───── Listed records

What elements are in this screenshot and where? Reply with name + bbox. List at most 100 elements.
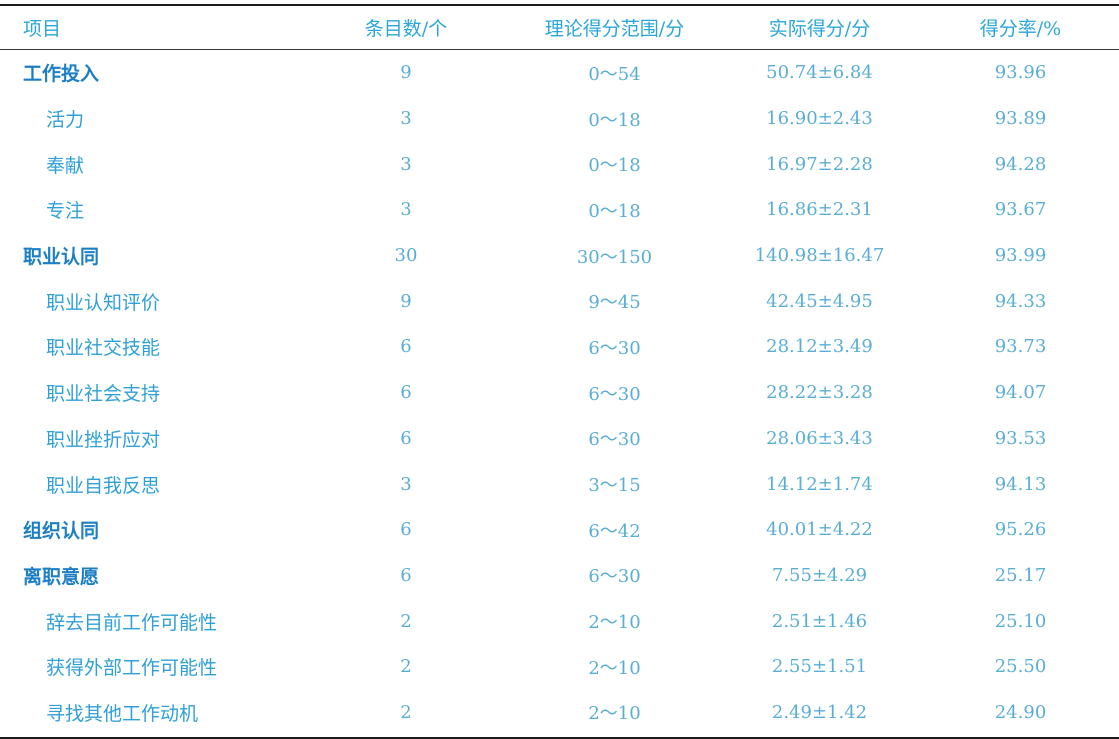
table-row-sub: 专注 3 0～18 16.86±2.31 93.67 [0,187,1119,233]
table-row-sub: 辞去目前工作可能性 2 2～10 2.51±1.46 25.10 [0,598,1119,644]
score-table-wrapper: 项目 条目数/个 理论得分范围/分 实际得分/分 得分率/% 工作投入 9 0～54… [0,4,1119,739]
cell-score: 28.22±3.28 [766,382,873,404]
table-header: 项目 条目数/个 理论得分范围/分 实际得分/分 得分率/% [0,6,1119,49]
cell-score: 40.01±4.22 [766,519,873,541]
cell-item: 寻找其他工作动机 [46,702,199,725]
cell-count: 9 [400,62,412,84]
cell-item: 职业自我反思 [46,474,161,497]
cell-rate: 25.50 [994,656,1047,678]
cell-score: 2.51±1.46 [771,610,868,632]
cell-item: 专注 [46,200,85,223]
header-range: 理论得分范围/分 [544,18,685,40]
cell-count: 2 [400,701,412,723]
cell-score: 50.74±6.84 [766,62,873,84]
cell-rate: 94.13 [994,473,1047,495]
cell-score: 16.86±2.31 [766,199,873,221]
cell-item: 获得外部工作可能性 [46,657,218,680]
header-count: 条目数/个 [364,18,448,40]
cell-range: 3～15 [588,475,641,497]
table-row-group: 工作投入 9 0～54 50.74±6.84 93.96 [0,50,1119,96]
cell-range: 6～42 [588,520,641,542]
cell-rate: 95.26 [994,519,1047,541]
table-row-sub: 职业挫折应对 6 6～30 28.06±3.43 93.53 [0,416,1119,462]
cell-item: 职业社交技能 [46,337,161,360]
cell-range: 2～10 [588,612,641,634]
cell-count: 6 [400,336,412,358]
cell-item: 职业认同 [23,246,100,269]
cell-range: 0～54 [588,63,641,85]
cell-rate: 93.73 [994,336,1047,358]
table-row-sub: 获得外部工作可能性 2 2～10 2.55±1.51 25.50 [0,644,1119,690]
cell-rate: 94.28 [994,153,1047,175]
cell-count: 2 [400,610,412,632]
cell-score: 28.12±3.49 [766,336,873,358]
cell-rate: 94.07 [994,382,1047,404]
cell-item: 职业认知评价 [46,291,161,314]
cell-item: 辞去目前工作可能性 [46,611,218,634]
cell-item: 工作投入 [23,63,100,86]
cell-count: 9 [400,290,412,312]
cell-count: 6 [400,519,412,541]
cell-rate: 25.10 [994,610,1047,632]
cell-score: 16.97±2.28 [766,153,873,175]
cell-item: 组织认同 [23,520,100,543]
cell-range: 0～18 [588,109,641,131]
table-row-sub: 活力 3 0～18 16.90±2.43 93.89 [0,96,1119,142]
table-body: 工作投入 9 0～54 50.74±6.84 93.96 活力 3 0～18 16.90±2.4… [0,50,1119,735]
score-table: 项目 条目数/个 理论得分范围/分 实际得分/分 得分率/% [0,6,1119,49]
cell-range: 0～18 [588,155,641,177]
cell-score: 7.55±4.29 [771,564,868,586]
cell-count: 6 [400,427,412,449]
cell-range: 2～10 [588,703,641,725]
table-row-sub: 奉献 3 0～18 16.97±2.28 94.28 [0,141,1119,187]
cell-count: 6 [400,382,412,404]
score-table-body: 工作投入 9 0～54 50.74±6.84 93.96 活力 3 0～18 16.90±2.4… [0,50,1119,735]
cell-item: 职业挫折应对 [46,428,161,451]
cell-count: 3 [400,473,412,495]
cell-rate: 93.53 [994,427,1047,449]
header-row: 项目 条目数/个 理论得分范围/分 实际得分/分 得分率/% [0,6,1119,49]
cell-score: 2.55±1.51 [771,656,868,678]
cell-score: 14.12±1.74 [766,473,873,495]
table-row-group: 离职意愿 6 6～30 7.55±4.29 25.17 [0,553,1119,599]
cell-range: 6～30 [588,566,641,588]
cell-rate: 93.96 [994,62,1047,84]
cell-score: 42.45±4.95 [766,290,873,312]
cell-count: 2 [400,656,412,678]
header-item: 项目 [23,18,62,40]
cell-score: 140.98±16.47 [754,245,885,267]
table-row-group: 职业认同 30 30～150 140.98±16.47 93.99 [0,233,1119,279]
cell-rate: 25.17 [994,564,1047,586]
cell-range: 2～10 [588,657,641,679]
header-score: 实际得分/分 [768,18,871,40]
cell-count: 30 [394,245,418,267]
cell-rate: 94.33 [994,290,1047,312]
cell-range: 30～150 [576,246,653,268]
cell-item: 离职意愿 [23,565,100,588]
cell-rate: 93.67 [994,199,1047,221]
table-row-sub: 职业社交技能 6 6～30 28.12±3.49 93.73 [0,324,1119,370]
cell-rate: 24.90 [994,701,1047,723]
cell-score: 28.06±3.43 [766,427,873,449]
table-row-group: 组织认同 6 6～42 40.01±4.22 95.26 [0,507,1119,553]
header-rate: 得分率/% [979,18,1062,40]
table-row-sub: 职业社会支持 6 6～30 28.22±3.28 94.07 [0,370,1119,416]
cell-score: 2.49±1.42 [771,701,868,723]
cell-range: 9～45 [588,292,641,314]
cell-range: 6～30 [588,429,641,451]
cell-count: 6 [400,564,412,586]
cell-item: 职业社会支持 [46,383,161,406]
cell-item: 奉献 [46,154,85,177]
cell-range: 6～30 [588,383,641,405]
cell-item: 活力 [46,109,85,132]
cell-range: 0～18 [588,200,641,222]
cell-range: 6～30 [588,337,641,359]
cell-rate: 93.89 [994,108,1047,130]
cell-count: 3 [400,108,412,130]
table-row-sub: 寻找其他工作动机 2 2～10 2.49±1.42 24.90 [0,690,1119,736]
cell-count: 3 [400,199,412,221]
cell-count: 3 [400,153,412,175]
cell-rate: 93.99 [994,245,1047,267]
table-row-sub: 职业认知评价 9 9～45 42.45±4.95 94.33 [0,278,1119,324]
cell-score: 16.90±2.43 [766,108,873,130]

──────────

:: Work required ::
Filter the listing above and copy every line that contains the string "工作投入", treating uppercase and lowercase as distinct.

:: Solution below ::
score-table-wrapper: 项目 条目数/个 理论得分范围/分 实际得分/分 得分率/% 工作投入 9 0～54… [0,4,1119,739]
table-row-group: 工作投入 9 0～54 50.74±6.84 93.96 [0,50,1119,96]
cell-item: 工作投入 [23,63,100,86]
table-body: 工作投入 9 0～54 50.74±6.84 93.96 活力 3 0～18 16.90±2.4… [0,50,1119,735]
score-table-body: 工作投入 9 0～54 50.74±6.84 93.96 活力 3 0～18 16.90±2.4… [0,50,1119,735]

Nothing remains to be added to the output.